• [Description of the task]:
Please continue the news piece on new stormwater rules for residents, picking up right after its final sentence.

• [Given text]:
——

Valarik, who recently moved back to the area from San Francisco, said these kind of regulations aren't new for him.

He said no one was allowed to wash their cars at their homes in San Francisco. He doesn't mind going to a car wash.

“As long as I don't have to drive 20 miles,” he said.

Residents also have to be careful when changing car oil or spilling household items such as fuel, paint or paint thinner. Those items can't be washed into a stormwater drain. Bove said it is less likely residents will be able to get away with dumping these items because there will be more oversight.

“Now, we have to look for these things,” Bove said. “We have to do sampling and testing.”

Homeowners to feel the effects

Residents will also have to change how rainwater flows off the roofs of their houses.

“They would like it to be infiltrated back into the ground somehow,” Bove said.

——

• [Data segment]:
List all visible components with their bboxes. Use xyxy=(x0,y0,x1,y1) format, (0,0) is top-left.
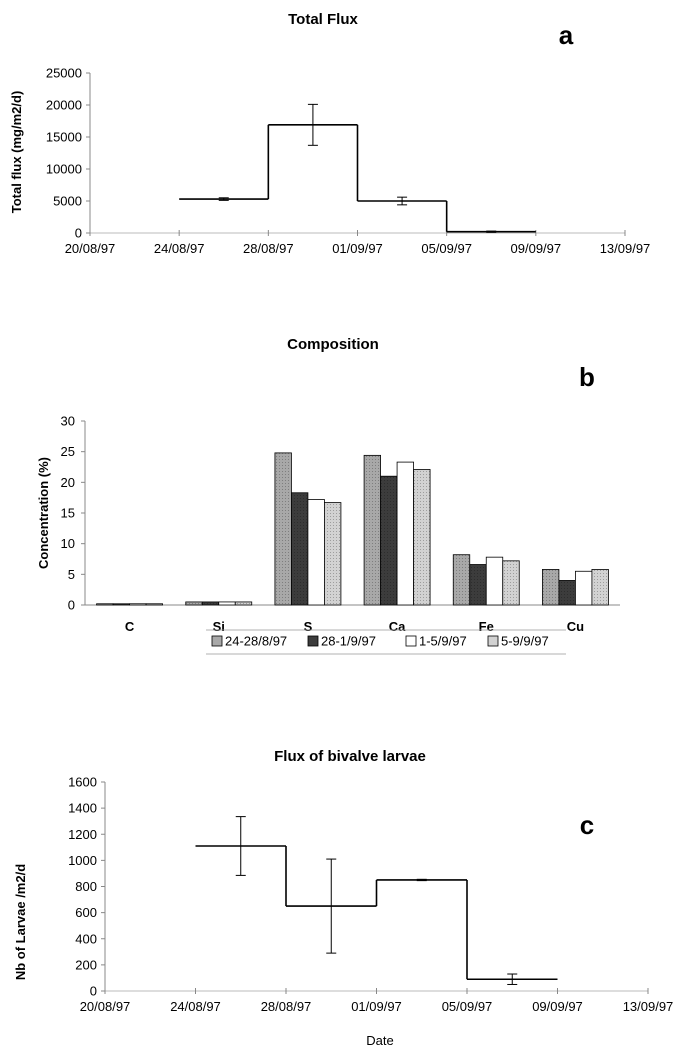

——

• [Answer for the task]:
Jennifer Luzik, president of the Greater Alle-Kiski Area Board of Realtors, said Realtors have tried to stay aware of the changes to make it easier for people looking to buy or sell their houses. She said the cost of repairs to meet the new standards has been a notable difference.

“We're being proactive because we know that it's going to be trickled down to other local municipalities,” Luzik said. “We are working it to see if there's anything that can be done in the future as far as if a homeowner cannot afford to have the necessary repairs to be made.”

Luzik said homeowners are required to have a plumber come and test all of the pipes in the house with dye to look for leaks and cracks. They test the pipes all the way to the street.

If they find something, the cost falls on the homeowner.

“They're looking for any disruption,” she said. “Any water leaking in from cracks in the terra-cotta piping.”

Bove said residents will start noticing when municipalities have to come up with money to pay for all of the changes — which will likely fall on residents.

“It doesn't sound fun or happy, but these regulations require things that cost money,” he said. “And the municipalities don't have that money.”

He said that may come in the form of extra taxes or fees on sewer bills.

Officials do have a few resources to help alleviate some costs.

Possible help in Westmoreland

For municipalities in Westmoreland County, one of those resources is the Westmoreland Conservation District.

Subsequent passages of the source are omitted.